━━━━━ RECORDS TO USE

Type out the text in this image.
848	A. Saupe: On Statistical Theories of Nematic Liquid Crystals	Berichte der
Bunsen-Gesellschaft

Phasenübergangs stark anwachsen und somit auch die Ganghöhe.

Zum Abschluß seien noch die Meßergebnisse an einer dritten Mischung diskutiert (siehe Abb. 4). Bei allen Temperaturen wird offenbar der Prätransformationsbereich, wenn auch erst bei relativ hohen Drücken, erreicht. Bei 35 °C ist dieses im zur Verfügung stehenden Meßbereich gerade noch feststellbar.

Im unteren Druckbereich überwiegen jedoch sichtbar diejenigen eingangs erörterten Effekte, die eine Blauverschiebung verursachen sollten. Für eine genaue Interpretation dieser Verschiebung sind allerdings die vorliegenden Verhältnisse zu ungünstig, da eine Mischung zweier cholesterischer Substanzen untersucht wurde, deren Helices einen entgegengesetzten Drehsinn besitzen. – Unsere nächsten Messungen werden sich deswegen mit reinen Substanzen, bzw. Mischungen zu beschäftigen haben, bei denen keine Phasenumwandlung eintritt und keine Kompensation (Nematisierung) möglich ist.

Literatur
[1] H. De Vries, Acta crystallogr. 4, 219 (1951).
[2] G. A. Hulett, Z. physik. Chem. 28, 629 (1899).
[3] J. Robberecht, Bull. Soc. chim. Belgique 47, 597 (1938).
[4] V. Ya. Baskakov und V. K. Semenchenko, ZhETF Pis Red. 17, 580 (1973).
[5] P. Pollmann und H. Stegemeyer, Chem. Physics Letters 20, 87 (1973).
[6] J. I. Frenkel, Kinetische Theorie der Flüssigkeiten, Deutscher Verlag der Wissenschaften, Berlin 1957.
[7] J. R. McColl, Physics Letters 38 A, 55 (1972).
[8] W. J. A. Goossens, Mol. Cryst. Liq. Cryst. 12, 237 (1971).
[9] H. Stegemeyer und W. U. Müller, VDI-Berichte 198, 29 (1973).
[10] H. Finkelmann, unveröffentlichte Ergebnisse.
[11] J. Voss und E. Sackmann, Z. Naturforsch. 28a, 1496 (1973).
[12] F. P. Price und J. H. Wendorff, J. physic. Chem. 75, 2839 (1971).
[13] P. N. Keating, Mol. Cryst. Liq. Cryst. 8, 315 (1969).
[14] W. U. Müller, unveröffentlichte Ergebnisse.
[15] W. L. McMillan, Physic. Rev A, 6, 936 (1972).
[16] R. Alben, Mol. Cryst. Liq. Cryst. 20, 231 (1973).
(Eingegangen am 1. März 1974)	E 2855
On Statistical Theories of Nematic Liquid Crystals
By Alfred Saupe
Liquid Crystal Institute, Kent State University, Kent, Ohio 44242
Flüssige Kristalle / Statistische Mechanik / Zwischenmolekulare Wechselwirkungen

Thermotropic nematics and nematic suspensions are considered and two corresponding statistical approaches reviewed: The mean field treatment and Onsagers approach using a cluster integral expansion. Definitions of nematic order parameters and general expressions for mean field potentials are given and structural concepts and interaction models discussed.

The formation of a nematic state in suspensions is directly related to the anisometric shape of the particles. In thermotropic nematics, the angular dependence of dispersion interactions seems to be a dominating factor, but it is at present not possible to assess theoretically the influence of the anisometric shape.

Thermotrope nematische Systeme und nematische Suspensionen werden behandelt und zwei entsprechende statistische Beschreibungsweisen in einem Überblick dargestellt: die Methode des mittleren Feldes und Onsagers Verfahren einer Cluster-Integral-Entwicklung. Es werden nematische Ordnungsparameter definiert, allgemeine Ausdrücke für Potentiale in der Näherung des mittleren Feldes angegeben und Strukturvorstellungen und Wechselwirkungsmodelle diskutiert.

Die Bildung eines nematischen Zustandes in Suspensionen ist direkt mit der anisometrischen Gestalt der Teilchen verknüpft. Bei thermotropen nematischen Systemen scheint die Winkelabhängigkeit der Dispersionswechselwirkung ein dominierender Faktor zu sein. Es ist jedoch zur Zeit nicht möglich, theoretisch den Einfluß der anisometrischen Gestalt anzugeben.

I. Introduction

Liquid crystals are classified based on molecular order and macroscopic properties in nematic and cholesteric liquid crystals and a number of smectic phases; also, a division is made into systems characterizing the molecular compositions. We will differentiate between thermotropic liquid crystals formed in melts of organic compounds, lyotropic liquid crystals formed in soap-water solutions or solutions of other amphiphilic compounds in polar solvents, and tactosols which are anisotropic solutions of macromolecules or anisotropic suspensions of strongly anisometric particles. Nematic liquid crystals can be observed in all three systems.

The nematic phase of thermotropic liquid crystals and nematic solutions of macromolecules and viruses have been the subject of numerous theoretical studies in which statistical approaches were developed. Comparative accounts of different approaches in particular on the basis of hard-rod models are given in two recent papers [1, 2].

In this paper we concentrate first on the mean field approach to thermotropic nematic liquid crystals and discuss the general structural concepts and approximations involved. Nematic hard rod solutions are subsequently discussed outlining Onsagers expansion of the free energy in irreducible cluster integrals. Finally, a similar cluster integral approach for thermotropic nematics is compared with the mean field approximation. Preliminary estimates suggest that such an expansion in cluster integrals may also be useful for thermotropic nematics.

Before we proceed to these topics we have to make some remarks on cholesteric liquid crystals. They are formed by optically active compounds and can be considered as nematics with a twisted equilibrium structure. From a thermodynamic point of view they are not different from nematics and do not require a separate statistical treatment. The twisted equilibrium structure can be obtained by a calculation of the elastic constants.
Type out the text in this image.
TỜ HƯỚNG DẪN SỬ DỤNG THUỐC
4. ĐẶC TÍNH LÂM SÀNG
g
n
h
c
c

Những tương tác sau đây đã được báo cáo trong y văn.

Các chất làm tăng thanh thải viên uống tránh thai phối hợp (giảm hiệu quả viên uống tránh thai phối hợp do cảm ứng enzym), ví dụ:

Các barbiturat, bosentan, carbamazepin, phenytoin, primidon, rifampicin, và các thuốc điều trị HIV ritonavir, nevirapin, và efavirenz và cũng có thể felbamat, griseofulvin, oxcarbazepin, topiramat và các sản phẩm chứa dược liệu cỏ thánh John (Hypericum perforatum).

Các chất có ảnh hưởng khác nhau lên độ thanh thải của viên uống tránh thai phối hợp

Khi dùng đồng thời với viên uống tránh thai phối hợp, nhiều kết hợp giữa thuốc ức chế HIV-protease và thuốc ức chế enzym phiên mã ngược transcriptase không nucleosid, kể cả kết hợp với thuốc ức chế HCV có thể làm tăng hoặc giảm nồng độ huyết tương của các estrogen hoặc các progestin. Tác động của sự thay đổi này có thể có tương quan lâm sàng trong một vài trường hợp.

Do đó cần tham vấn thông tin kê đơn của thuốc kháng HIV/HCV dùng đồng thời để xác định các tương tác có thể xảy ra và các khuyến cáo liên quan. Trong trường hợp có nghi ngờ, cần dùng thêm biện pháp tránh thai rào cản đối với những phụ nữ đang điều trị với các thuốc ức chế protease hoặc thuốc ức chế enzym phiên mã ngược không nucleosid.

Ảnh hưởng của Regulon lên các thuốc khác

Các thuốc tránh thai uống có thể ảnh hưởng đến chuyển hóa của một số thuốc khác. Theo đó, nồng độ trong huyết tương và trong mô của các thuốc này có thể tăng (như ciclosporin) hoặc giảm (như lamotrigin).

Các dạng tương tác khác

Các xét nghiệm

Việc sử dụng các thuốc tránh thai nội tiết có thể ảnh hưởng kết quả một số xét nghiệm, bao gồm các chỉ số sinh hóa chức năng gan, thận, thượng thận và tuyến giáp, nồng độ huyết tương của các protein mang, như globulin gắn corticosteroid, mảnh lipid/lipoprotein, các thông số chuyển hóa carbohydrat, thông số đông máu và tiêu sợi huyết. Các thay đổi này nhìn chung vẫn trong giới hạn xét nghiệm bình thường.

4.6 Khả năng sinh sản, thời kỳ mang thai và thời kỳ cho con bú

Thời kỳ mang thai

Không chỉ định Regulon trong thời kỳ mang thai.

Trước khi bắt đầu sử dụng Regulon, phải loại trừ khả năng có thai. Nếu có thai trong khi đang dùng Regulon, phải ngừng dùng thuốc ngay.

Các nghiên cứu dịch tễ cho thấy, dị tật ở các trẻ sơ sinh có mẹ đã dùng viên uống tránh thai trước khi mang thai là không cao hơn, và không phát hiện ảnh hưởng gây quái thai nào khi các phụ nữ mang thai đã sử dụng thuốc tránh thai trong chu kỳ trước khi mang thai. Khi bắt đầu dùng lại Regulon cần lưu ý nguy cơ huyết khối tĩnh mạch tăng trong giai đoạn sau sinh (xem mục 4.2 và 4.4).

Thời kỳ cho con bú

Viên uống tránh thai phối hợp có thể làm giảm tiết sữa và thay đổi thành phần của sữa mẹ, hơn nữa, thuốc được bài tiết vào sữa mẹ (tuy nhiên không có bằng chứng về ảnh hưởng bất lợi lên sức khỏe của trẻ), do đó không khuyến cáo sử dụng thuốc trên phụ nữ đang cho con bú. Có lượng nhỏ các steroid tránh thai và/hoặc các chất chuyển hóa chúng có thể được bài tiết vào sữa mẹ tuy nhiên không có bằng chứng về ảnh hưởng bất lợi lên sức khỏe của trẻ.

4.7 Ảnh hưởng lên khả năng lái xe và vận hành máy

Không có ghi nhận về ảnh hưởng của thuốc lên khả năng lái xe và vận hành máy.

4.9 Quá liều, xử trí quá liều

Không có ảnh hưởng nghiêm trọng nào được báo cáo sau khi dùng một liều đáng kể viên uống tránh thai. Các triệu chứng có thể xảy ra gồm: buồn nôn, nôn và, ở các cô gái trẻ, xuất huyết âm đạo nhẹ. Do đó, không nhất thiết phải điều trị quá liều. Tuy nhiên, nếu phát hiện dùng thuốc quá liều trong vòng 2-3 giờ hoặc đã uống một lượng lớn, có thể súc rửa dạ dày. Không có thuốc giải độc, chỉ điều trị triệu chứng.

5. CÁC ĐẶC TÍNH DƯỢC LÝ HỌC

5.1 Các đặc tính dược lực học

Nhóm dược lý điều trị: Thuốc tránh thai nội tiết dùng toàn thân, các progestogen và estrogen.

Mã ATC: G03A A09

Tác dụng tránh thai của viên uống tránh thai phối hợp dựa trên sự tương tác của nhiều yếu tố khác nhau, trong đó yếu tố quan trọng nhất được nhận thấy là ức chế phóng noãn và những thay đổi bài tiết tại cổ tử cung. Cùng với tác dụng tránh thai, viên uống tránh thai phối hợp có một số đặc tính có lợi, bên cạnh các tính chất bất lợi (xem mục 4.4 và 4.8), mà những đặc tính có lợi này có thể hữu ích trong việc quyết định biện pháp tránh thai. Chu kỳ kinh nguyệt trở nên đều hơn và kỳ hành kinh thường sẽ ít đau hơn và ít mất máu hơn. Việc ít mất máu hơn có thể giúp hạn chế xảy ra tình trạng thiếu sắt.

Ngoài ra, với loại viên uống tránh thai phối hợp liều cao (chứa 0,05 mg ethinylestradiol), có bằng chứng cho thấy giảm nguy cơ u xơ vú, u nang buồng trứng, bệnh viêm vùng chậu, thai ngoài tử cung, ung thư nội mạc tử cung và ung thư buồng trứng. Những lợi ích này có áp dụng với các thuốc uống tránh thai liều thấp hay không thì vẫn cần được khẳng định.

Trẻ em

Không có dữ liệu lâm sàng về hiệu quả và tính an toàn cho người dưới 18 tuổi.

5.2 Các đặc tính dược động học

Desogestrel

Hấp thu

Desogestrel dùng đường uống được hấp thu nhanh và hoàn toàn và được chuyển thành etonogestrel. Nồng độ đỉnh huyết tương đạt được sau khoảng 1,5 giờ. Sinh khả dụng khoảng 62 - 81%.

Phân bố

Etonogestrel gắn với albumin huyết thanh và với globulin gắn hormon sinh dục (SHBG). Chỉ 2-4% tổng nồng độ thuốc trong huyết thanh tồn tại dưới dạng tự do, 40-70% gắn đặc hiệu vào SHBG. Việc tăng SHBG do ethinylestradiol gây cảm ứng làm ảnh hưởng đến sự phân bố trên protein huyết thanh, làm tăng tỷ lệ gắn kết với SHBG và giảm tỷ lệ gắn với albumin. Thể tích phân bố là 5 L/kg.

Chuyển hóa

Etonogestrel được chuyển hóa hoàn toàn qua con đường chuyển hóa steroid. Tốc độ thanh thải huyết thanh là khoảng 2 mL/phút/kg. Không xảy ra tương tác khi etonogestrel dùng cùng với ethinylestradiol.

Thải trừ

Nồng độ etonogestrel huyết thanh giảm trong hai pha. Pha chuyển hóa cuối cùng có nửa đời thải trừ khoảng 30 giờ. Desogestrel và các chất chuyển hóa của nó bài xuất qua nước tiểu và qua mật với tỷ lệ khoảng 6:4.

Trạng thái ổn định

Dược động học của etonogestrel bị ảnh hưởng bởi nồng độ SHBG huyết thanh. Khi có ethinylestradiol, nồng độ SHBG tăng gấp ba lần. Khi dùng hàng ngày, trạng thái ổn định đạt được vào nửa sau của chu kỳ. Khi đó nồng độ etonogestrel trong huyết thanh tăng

━━━━━━━━━━

» **TASK DIRECTIONS**
Please say how many lines in the records above contain the string "estrogen", giving no other words.

» **EXERCISE OUTPUT**
2